_Problem requirements_. Take the material and output all of it exactly.

==== Exercise materials ====

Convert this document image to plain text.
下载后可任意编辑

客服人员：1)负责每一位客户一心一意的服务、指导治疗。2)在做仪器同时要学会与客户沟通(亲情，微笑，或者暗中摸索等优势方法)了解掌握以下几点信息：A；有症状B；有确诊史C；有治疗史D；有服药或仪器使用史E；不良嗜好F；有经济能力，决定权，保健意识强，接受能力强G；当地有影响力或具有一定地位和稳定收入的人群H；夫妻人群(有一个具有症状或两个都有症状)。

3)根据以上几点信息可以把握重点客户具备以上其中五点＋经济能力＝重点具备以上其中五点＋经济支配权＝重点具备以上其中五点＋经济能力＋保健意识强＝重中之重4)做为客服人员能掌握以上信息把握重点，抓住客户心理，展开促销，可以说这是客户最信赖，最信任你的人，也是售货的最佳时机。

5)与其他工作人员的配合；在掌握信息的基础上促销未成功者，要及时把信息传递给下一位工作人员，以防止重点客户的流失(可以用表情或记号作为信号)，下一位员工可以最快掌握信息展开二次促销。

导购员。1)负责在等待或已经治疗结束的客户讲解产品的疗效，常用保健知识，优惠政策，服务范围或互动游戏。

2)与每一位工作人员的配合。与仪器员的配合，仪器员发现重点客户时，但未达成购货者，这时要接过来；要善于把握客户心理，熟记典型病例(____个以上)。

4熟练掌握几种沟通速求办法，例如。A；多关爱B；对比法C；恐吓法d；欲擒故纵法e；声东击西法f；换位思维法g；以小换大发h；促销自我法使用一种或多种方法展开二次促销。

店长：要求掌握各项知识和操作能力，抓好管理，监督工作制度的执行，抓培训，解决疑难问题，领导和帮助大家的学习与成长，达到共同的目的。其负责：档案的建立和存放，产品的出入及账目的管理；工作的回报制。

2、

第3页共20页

====

_Solution below_.
Convert this document image to plain text.
下载后可任意编辑

客服人员：1)负责每一位客户一心一意的服务、指导治疗。2)在做仪器同时要学会与客户沟通(亲情，微笑，或者暗中摸索等优势方法)了解掌握以下几点信息：A；有症状B；有确诊史C；有治疗史D；有服药或仪器使用史E；不良嗜好F；有经济能力，决定权，保健意识强，接受能力强G；当地有影响力或具有一定地位和稳定收入的人群H；夫妻人群(有一个具有症状或两个都有症状)。

3)根据以上几点信息可以把握重点客户具备以上其中五点＋经济能力＝重点具备以上其中五点＋经济支配权＝重点具备以上其中五点＋经济能力＋保健意识强＝重中之重4)做为客服人员能掌握以上信息把握重点，抓住客户心理，展开促销，可以说这是客户最信赖，最信任你的人，也是售货的最佳时机。

5)与其他工作人员的配合；在掌握信息的基础上促销未成功者，要及时把信息传递给下一位工作人员，以防止重点客户的流失(可以用表情或记号作为信号)，下一位员工可以最快掌握信息展开二次促销。

导购员。1)负责在等待或已经治疗结束的客户讲解产品的疗效，常用保健知识，优惠政策，服务范围或互动游戏。

2)与每一位工作人员的配合。与仪器员的配合，仪器员发现重点客户时，但未达成购货者，这时要接过来；要善于把握客户心理，熟记典型病例(____个以上)。

4熟练掌握几种沟通速求办法，例如。A；多关爱B；对比法C；恐吓法d；欲擒故纵法e；声东击西法f；换位思维法g；以小换大发h；促销自我法使用一种或多种方法展开二次促销。

店长：要求掌握各项知识和操作能力，抓好管理，监督工作制度的执行，抓培训，解决疑难问题，领导和帮助大家的学习与成长，达到共同的目的。其负责：档案的建立和存放，产品的出入及账目的管理；工作的回报制。

2、

第3页共20页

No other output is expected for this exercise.